> _Set problem_: Locate the lines of the listing below that hold "text", then copy each of them.

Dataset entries
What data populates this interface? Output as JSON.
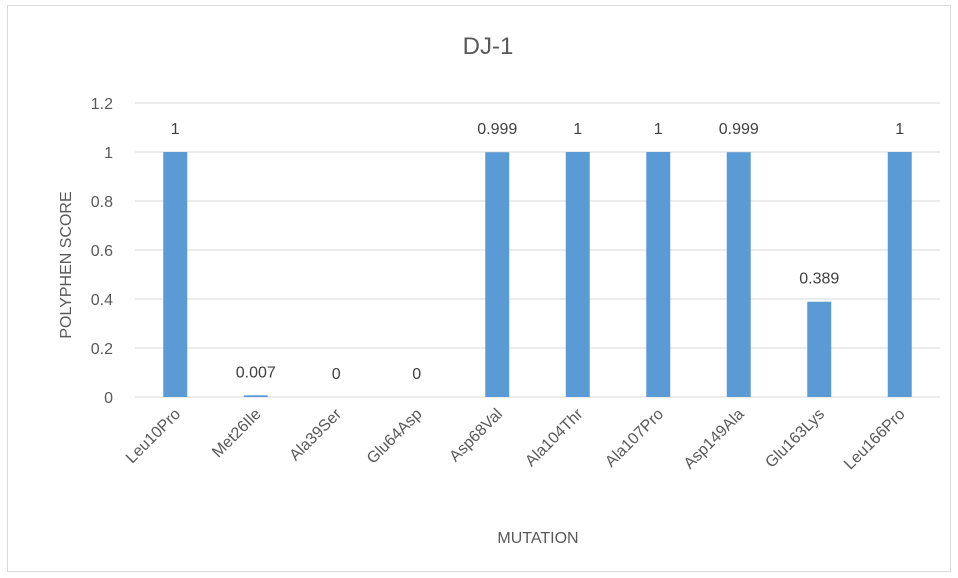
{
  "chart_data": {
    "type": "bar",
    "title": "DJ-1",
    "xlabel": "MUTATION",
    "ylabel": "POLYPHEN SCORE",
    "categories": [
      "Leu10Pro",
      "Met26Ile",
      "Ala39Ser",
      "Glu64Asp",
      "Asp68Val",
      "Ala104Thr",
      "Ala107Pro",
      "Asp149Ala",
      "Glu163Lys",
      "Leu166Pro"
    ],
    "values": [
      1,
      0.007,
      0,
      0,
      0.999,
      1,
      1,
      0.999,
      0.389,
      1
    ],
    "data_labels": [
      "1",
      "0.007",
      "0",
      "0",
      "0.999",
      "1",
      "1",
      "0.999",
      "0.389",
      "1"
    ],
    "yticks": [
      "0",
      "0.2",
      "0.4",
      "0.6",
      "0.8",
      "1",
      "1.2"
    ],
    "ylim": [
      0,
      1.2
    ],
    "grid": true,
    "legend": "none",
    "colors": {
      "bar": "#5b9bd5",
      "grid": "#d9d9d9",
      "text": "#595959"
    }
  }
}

* * *

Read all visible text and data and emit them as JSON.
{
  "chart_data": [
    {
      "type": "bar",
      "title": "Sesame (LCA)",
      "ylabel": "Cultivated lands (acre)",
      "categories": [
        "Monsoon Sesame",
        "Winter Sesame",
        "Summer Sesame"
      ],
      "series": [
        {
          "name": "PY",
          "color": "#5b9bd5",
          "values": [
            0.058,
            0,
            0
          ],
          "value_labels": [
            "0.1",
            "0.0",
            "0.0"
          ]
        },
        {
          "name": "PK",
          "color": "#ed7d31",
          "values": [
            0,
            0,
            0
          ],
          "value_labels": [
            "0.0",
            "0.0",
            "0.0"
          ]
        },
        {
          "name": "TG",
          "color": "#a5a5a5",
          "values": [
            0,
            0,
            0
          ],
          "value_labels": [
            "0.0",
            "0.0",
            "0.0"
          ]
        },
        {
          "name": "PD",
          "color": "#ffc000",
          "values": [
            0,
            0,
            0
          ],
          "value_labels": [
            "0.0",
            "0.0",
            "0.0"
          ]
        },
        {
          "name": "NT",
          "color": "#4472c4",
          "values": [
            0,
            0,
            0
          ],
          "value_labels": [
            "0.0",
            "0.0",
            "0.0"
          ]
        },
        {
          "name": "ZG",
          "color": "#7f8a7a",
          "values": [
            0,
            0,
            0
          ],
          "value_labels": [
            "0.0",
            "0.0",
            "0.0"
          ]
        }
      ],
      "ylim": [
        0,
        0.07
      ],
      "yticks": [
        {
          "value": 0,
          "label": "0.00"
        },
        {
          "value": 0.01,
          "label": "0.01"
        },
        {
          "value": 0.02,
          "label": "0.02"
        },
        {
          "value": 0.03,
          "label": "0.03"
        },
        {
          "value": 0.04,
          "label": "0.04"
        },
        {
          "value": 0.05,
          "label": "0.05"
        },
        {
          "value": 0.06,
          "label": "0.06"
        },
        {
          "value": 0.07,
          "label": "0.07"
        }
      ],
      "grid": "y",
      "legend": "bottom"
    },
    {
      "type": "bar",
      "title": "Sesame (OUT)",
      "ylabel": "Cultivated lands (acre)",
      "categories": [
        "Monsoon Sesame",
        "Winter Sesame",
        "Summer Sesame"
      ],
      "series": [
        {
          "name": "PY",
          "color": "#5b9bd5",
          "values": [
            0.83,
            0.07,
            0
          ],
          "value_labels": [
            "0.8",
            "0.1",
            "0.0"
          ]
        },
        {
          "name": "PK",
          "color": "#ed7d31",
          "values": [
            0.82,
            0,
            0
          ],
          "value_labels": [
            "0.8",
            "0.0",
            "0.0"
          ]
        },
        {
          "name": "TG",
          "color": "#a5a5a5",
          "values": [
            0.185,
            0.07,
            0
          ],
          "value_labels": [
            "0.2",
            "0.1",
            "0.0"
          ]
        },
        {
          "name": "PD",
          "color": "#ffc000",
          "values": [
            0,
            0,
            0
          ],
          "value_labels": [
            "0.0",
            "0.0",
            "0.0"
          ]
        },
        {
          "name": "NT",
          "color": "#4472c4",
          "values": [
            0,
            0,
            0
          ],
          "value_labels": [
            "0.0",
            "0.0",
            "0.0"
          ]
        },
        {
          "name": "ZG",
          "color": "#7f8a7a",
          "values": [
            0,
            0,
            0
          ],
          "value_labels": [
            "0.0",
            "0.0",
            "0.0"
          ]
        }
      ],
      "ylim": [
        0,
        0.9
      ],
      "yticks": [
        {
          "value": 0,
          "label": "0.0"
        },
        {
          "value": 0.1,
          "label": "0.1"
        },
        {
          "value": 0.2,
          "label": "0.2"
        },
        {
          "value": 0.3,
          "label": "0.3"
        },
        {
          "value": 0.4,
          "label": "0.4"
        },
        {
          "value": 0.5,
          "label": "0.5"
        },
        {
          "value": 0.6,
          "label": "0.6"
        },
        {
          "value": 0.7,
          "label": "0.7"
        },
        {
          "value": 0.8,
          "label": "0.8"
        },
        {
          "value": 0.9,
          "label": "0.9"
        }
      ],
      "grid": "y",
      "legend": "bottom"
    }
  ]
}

> _The solution_:
      "text": "#595959"
Read all visible text and data and emit them as JSON.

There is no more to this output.